++++ The records ++++

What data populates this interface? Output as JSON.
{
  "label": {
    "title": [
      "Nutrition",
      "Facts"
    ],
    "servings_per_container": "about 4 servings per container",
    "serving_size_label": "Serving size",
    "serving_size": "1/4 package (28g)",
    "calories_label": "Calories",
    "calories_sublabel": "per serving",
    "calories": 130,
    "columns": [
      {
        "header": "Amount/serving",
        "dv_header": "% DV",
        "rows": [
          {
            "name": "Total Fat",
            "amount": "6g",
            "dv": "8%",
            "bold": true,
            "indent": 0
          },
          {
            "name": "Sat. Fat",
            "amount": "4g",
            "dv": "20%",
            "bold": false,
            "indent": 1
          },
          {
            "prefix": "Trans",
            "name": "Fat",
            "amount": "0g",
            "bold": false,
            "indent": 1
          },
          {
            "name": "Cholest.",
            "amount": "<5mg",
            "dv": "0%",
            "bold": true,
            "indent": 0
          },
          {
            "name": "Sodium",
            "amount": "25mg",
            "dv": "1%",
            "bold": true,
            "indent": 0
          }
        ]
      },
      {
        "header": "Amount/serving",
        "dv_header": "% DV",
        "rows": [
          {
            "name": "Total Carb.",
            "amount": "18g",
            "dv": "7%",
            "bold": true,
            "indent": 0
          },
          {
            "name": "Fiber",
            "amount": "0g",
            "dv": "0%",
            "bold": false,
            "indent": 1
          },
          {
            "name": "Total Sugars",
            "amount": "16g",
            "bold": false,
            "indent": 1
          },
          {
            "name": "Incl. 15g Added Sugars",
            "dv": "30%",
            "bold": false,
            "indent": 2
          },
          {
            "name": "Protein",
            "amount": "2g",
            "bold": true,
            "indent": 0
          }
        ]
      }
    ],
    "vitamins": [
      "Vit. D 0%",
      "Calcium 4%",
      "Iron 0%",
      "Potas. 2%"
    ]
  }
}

++++

Task objective:
Retype the data precisely.

Your response:
What data populates this interface? Output as JSON.
{
  "label": {
    "title": [
      "Nutrition",
      "Facts"
    ],
    "servings_per_container": "about 4 servings per container",
    "serving_size_label": "Serving size",
    "serving_size": "1/4 package (28g)",
    "calories_label": "Calories",
    "calories_sublabel": "per serving",
    "calories": 130,
    "columns": [
      {
        "header": "Amount/serving",
        "dv_header": "% DV",
        "rows": [
          {
            "name": "Total Fat",
            "amount": "6g",
            "dv": "8%",
            "bold": true,
            "indent": 0
          },
          {
            "name": "Sat. Fat",
            "amount": "4g",
            "dv": "20%",
            "bold": false,
            "indent": 1
          },
          {
            "prefix": "Trans",
            "name": "Fat",
            "amount": "0g",
            "bold": false,
            "indent": 1
          },
          {
            "name": "Cholest.",
            "amount": "<5mg",
            "dv": "0%",
            "bold": true,
            "indent": 0
          },
          {
            "name": "Sodium",
            "amount": "25mg",
            "dv": "1%",
            "bold": true,
            "indent": 0
          }
        ]
      },
      {
        "header": "Amount/serving",
        "dv_header": "% DV",
        "rows": [
          {
            "name": "Total Carb.",
            "amount": "18g",
            "dv": "7%",
            "bold": true,
            "indent": 0
          },
          {
            "name": "Fiber",
            "amount": "0g",
            "dv": "0%",
            "bold": false,
            "indent": 1
          },
          {
            "name": "Total Sugars",
            "amount": "16g",
            "bold": false,
            "indent": 1
          },
          {
            "name": "Incl. 15g Added Sugars",
            "dv": "30%",
            "bold": false,
            "indent": 2
          },
          {
            "name": "Protein",
            "amount": "2g",
            "bold": true,
            "indent": 0
          }
        ]
      }
    ],
    "vitamins": [
      "Vit. D 0%",
      "Calcium 4%",
      "Iron 0%",
      "Potas. 2%"
    ]
  }
}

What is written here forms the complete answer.